* [GIVEN TASK]: Please give the entries again in full and exactly, without any picture.

___ INPUT FOR THIS TASK ___

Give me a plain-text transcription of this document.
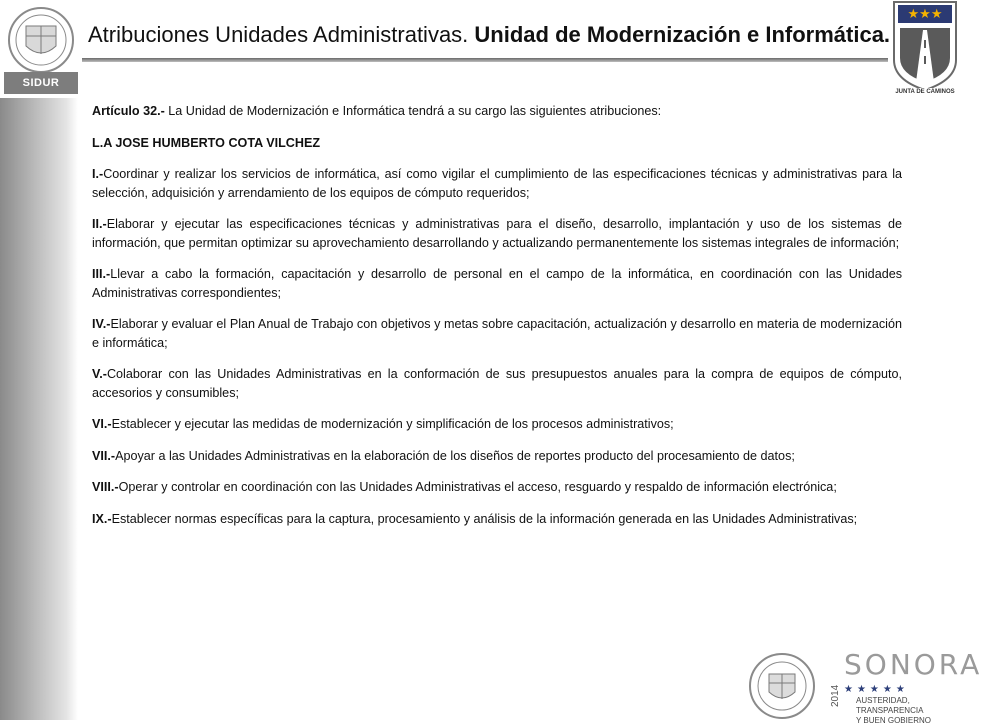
SIDUR
Atribuciones Unidades Administrativas. Unidad de Modernización e Informática.
★★★
JUNTA DE CAMINOS

Artículo 32.- La Unidad de Modernización e Informática tendrá a su cargo las siguientes atribuciones:

L.A JOSE HUMBERTO COTA VILCHEZ

I.-Coordinar y realizar los servicios de informática, así como vigilar el cumplimiento de las especificaciones técnicas y administrativas para la selección, adquisición y arrendamiento de los equipos de cómputo requeridos;

II.-Elaborar y ejecutar las especificaciones técnicas y administrativas para el diseño, desarrollo, implantación y uso de los sistemas de información, que permitan optimizar su aprovechamiento desarrollando y actualizando permanentemente los sistemas integrales de información;

III.-Llevar a cabo la formación, capacitación y desarrollo de personal en el campo de la informática, en coordinación con las Unidades Administrativas correspondientes;

IV.-Elaborar y evaluar el Plan Anual de Trabajo con objetivos y metas sobre capacitación, actualización y desarrollo en materia de modernización e informática;

V.-Colaborar con las Unidades Administrativas en la conformación de sus presupuestos anuales para la compra de equipos de cómputo, accesorios y consumibles;

VI.-Establecer y ejecutar las medidas de modernización y simplificación de los procesos administrativos;

VII.-Apoyar a las Unidades Administrativas en la elaboración de los diseños de reportes producto del procesamiento de datos;

VIII.-Operar y controlar en coordinación con las Unidades Administrativas el acceso, resguardo y respaldo de información electrónica;

IX.-Establecer normas específicas para la captura, procesamiento y análisis de la información generada en las Unidades Administrativas;

2014
SONORA
★★★★★
AUSTERIDAD, TRANSPARENCIA
Y BUEN GOBIERNO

___

* [TASK RESPONSE]:
Give me a plain-text transcription of this document.
SIDUR
Atribuciones Unidades Administrativas. Unidad de Modernización e Informática.
★★★
JUNTA DE CAMINOS

Artículo 32.- La Unidad de Modernización e Informática tendrá a su cargo las siguientes atribuciones:

L.A JOSE HUMBERTO COTA VILCHEZ

I.-Coordinar y realizar los servicios de informática, así como vigilar el cumplimiento de las especificaciones técnicas y administrativas para la selección, adquisición y arrendamiento de los equipos de cómputo requeridos;

II.-Elaborar y ejecutar las especificaciones técnicas y administrativas para el diseño, desarrollo, implantación y uso de los sistemas de información, que permitan optimizar su aprovechamiento desarrollando y actualizando permanentemente los sistemas integrales de información;

III.-Llevar a cabo la formación, capacitación y desarrollo de personal en el campo de la informática, en coordinación con las Unidades Administrativas correspondientes;

IV.-Elaborar y evaluar el Plan Anual de Trabajo con objetivos y metas sobre capacitación, actualización y desarrollo en materia de modernización e informática;

V.-Colaborar con las Unidades Administrativas en la conformación de sus presupuestos anuales para la compra de equipos de cómputo, accesorios y consumibles;

VI.-Establecer y ejecutar las medidas de modernización y simplificación de los procesos administrativos;

VII.-Apoyar a las Unidades Administrativas en la elaboración de los diseños de reportes producto del procesamiento de datos;

VIII.-Operar y controlar en coordinación con las Unidades Administrativas el acceso, resguardo y respaldo de información electrónica;

IX.-Establecer normas específicas para la captura, procesamiento y análisis de la información generada en las Unidades Administrativas;

2014
SONORA
★★★★★
AUSTERIDAD, TRANSPARENCIA
Y BUEN GOBIERNO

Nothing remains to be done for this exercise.